Listing |
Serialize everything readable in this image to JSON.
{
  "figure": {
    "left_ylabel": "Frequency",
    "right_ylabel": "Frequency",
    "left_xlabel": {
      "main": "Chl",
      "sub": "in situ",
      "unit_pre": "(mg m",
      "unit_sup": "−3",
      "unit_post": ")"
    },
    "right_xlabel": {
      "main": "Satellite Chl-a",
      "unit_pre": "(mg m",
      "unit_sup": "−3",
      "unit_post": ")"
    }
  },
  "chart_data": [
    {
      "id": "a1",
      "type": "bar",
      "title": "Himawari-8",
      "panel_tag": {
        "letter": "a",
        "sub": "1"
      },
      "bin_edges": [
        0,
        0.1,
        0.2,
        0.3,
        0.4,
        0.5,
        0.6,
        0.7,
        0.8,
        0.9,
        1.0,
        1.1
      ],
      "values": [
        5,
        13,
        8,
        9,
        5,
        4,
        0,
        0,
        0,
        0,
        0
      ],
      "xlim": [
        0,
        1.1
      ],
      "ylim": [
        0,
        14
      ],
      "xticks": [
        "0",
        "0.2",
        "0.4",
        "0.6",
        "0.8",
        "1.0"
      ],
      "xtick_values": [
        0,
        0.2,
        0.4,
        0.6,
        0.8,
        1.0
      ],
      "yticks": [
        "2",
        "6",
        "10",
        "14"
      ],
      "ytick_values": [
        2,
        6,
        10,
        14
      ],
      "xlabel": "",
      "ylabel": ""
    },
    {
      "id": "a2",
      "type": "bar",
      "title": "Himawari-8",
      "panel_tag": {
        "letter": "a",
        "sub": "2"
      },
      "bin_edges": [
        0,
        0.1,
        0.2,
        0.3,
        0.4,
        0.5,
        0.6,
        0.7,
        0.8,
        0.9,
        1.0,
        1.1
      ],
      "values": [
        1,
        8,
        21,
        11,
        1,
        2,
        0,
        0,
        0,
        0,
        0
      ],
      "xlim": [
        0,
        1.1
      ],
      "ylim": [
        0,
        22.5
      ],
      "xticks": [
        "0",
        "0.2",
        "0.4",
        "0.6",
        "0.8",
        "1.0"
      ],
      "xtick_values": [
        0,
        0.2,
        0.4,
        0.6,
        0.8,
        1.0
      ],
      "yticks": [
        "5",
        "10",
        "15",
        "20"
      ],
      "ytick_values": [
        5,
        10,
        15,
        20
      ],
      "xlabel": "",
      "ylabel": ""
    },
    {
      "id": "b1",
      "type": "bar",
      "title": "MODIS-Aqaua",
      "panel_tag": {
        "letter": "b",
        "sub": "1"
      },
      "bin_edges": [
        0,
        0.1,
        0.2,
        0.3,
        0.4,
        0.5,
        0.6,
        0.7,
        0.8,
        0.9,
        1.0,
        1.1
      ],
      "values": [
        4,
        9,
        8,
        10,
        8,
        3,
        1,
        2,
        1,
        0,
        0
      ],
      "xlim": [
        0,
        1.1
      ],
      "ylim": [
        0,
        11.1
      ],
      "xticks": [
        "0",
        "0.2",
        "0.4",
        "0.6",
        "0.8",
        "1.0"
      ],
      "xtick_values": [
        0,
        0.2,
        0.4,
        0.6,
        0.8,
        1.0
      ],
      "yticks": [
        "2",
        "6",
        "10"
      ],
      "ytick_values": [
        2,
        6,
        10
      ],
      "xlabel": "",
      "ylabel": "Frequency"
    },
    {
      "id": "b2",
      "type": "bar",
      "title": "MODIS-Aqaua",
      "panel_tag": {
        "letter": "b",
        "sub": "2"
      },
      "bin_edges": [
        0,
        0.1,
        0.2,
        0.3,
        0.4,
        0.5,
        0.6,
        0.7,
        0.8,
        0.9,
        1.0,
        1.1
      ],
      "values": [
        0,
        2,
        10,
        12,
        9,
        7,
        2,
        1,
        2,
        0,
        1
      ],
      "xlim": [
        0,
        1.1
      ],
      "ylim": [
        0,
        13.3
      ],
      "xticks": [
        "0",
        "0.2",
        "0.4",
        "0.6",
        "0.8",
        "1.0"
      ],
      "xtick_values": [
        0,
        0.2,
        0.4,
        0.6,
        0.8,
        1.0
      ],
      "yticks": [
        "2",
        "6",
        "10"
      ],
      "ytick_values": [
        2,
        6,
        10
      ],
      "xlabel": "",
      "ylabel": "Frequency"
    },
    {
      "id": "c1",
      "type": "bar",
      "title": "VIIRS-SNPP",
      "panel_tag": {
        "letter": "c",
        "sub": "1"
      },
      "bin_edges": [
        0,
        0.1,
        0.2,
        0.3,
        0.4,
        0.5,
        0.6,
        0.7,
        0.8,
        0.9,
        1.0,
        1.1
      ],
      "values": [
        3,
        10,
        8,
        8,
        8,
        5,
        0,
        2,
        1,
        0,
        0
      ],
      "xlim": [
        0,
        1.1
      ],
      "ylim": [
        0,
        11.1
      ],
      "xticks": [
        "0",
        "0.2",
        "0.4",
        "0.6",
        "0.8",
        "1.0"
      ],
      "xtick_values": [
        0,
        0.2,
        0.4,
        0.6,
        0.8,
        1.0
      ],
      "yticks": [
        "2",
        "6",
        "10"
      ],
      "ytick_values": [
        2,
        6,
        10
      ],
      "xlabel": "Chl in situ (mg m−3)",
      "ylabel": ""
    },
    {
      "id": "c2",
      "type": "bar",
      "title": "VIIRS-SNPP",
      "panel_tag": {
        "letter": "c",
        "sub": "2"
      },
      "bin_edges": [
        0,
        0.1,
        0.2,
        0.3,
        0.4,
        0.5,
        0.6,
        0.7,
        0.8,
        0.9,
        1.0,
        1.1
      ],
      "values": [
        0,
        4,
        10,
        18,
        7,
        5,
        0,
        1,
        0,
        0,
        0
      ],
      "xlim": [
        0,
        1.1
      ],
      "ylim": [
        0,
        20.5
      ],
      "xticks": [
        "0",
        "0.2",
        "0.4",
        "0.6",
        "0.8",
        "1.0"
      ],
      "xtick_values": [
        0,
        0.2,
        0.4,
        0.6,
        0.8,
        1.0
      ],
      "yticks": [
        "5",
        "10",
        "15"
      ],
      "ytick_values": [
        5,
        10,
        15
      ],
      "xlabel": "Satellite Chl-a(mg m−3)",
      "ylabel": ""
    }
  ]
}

Challenge |
Restate the records, all of them, precisely as written.

Solved exercise |
Serialize everything readable in this image to JSON.
{
  "figure": {
    "left_ylabel": "Frequency",
    "right_ylabel": "Frequency",
    "left_xlabel": {
      "main": "Chl",
      "sub": "in situ",
      "unit_pre": "(mg m",
      "unit_sup": "−3",
      "unit_post": ")"
    },
    "right_xlabel": {
      "main": "Satellite Chl-a",
      "unit_pre": "(mg m",
      "unit_sup": "−3",
      "unit_post": ")"
    }
  },
  "chart_data": [
    {
      "id": "a1",
      "type": "bar",
      "title": "Himawari-8",
      "panel_tag": {
        "letter": "a",
        "sub": "1"
      },
      "bin_edges": [
        0,
        0.1,
        0.2,
        0.3,
        0.4,
        0.5,
        0.6,
        0.7,
        0.8,
        0.9,
        1.0,
        1.1
      ],
      "values": [
        5,
        13,
        8,
        9,
        5,
        4,
        0,
        0,
        0,
        0,
        0
      ],
      "xlim": [
        0,
        1.1
      ],
      "ylim": [
        0,
        14
      ],
      "xticks": [
        "0",
        "0.2",
        "0.4",
        "0.6",
        "0.8",
        "1.0"
      ],
      "xtick_values": [
        0,
        0.2,
        0.4,
        0.6,
        0.8,
        1.0
      ],
      "yticks": [
        "2",
        "6",
        "10",
        "14"
      ],
      "ytick_values": [
        2,
        6,
        10,
        14
      ],
      "xlabel": "",
      "ylabel": ""
    },
    {
      "id": "a2",
      "type": "bar",
      "title": "Himawari-8",
      "panel_tag": {
        "letter": "a",
        "sub": "2"
      },
      "bin_edges": [
        0,
        0.1,
        0.2,
        0.3,
        0.4,
        0.5,
        0.6,
        0.7,
        0.8,
        0.9,
        1.0,
        1.1
      ],
      "values": [
        1,
        8,
        21,
        11,
        1,
        2,
        0,
        0,
        0,
        0,
        0
      ],
      "xlim": [
        0,
        1.1
      ],
      "ylim": [
        0,
        22.5
      ],
      "xticks": [
        "0",
        "0.2",
        "0.4",
        "0.6",
        "0.8",
        "1.0"
      ],
      "xtick_values": [
        0,
        0.2,
        0.4,
        0.6,
        0.8,
        1.0
      ],
      "yticks": [
        "5",
        "10",
        "15",
        "20"
      ],
      "ytick_values": [
        5,
        10,
        15,
        20
      ],
      "xlabel": "",
      "ylabel": ""
    },
    {
      "id": "b1",
      "type": "bar",
      "title": "MODIS-Aqaua",
      "panel_tag": {
        "letter": "b",
        "sub": "1"
      },
      "bin_edges": [
        0,
        0.1,
        0.2,
        0.3,
        0.4,
        0.5,
        0.6,
        0.7,
        0.8,
        0.9,
        1.0,
        1.1
      ],
      "values": [
        4,
        9,
        8,
        10,
        8,
        3,
        1,
        2,
        1,
        0,
        0
      ],
      "xlim": [
        0,
        1.1
      ],
      "ylim": [
        0,
        11.1
      ],
      "xticks": [
        "0",
        "0.2",
        "0.4",
        "0.6",
        "0.8",
        "1.0"
      ],
      "xtick_values": [
        0,
        0.2,
        0.4,
        0.6,
        0.8,
        1.0
      ],
      "yticks": [
        "2",
        "6",
        "10"
      ],
      "ytick_values": [
        2,
        6,
        10
      ],
      "xlabel": "",
      "ylabel": "Frequency"
    },
    {
      "id": "b2",
      "type": "bar",
      "title": "MODIS-Aqaua",
      "panel_tag": {
        "letter": "b",
        "sub": "2"
      },
      "bin_edges": [
        0,
        0.1,
        0.2,
        0.3,
        0.4,
        0.5,
        0.6,
        0.7,
        0.8,
        0.9,
        1.0,
        1.1
      ],
      "values": [
        0,
        2,
        10,
        12,
        9,
        7,
        2,
        1,
        2,
        0,
        1
      ],
      "xlim": [
        0,
        1.1
      ],
      "ylim": [
        0,
        13.3
      ],
      "xticks": [
        "0",
        "0.2",
        "0.4",
        "0.6",
        "0.8",
        "1.0"
      ],
      "xtick_values": [
        0,
        0.2,
        0.4,
        0.6,
        0.8,
        1.0
      ],
      "yticks": [
        "2",
        "6",
        "10"
      ],
      "ytick_values": [
        2,
        6,
        10
      ],
      "xlabel": "",
      "ylabel": "Frequency"
    },
    {
      "id": "c1",
      "type": "bar",
      "title": "VIIRS-SNPP",
      "panel_tag": {
        "letter": "c",
        "sub": "1"
      },
      "bin_edges": [
        0,
        0.1,
        0.2,
        0.3,
        0.4,
        0.5,
        0.6,
        0.7,
        0.8,
        0.9,
        1.0,
        1.1
      ],
      "values": [
        3,
        10,
        8,
        8,
        8,
        5,
        0,
        2,
        1,
        0,
        0
      ],
      "xlim": [
        0,
        1.1
      ],
      "ylim": [
        0,
        11.1
      ],
      "xticks": [
        "0",
        "0.2",
        "0.4",
        "0.6",
        "0.8",
        "1.0"
      ],
      "xtick_values": [
        0,
        0.2,
        0.4,
        0.6,
        0.8,
        1.0
      ],
      "yticks": [
        "2",
        "6",
        "10"
      ],
      "ytick_values": [
        2,
        6,
        10
      ],
      "xlabel": "Chl in situ (mg m−3)",
      "ylabel": ""
    },
    {
      "id": "c2",
      "type": "bar",
      "title": "VIIRS-SNPP",
      "panel_tag": {
        "letter": "c",
        "sub": "2"
      },
      "bin_edges": [
        0,
        0.1,
        0.2,
        0.3,
        0.4,
        0.5,
        0.6,
        0.7,
        0.8,
        0.9,
        1.0,
        1.1
      ],
      "values": [
        0,
        4,
        10,
        18,
        7,
        5,
        0,
        1,
        0,
        0,
        0
      ],
      "xlim": [
        0,
        1.1
      ],
      "ylim": [
        0,
        20.5
      ],
      "xticks": [
        "0",
        "0.2",
        "0.4",
        "0.6",
        "0.8",
        "1.0"
      ],
      "xtick_values": [
        0,
        0.2,
        0.4,
        0.6,
        0.8,
        1.0
      ],
      "yticks": [
        "5",
        "10",
        "15"
      ],
      "ytick_values": [
        5,
        10,
        15
      ],
      "xlabel": "Satellite Chl-a(mg m−3)",
      "ylabel": ""
    }
  ]
}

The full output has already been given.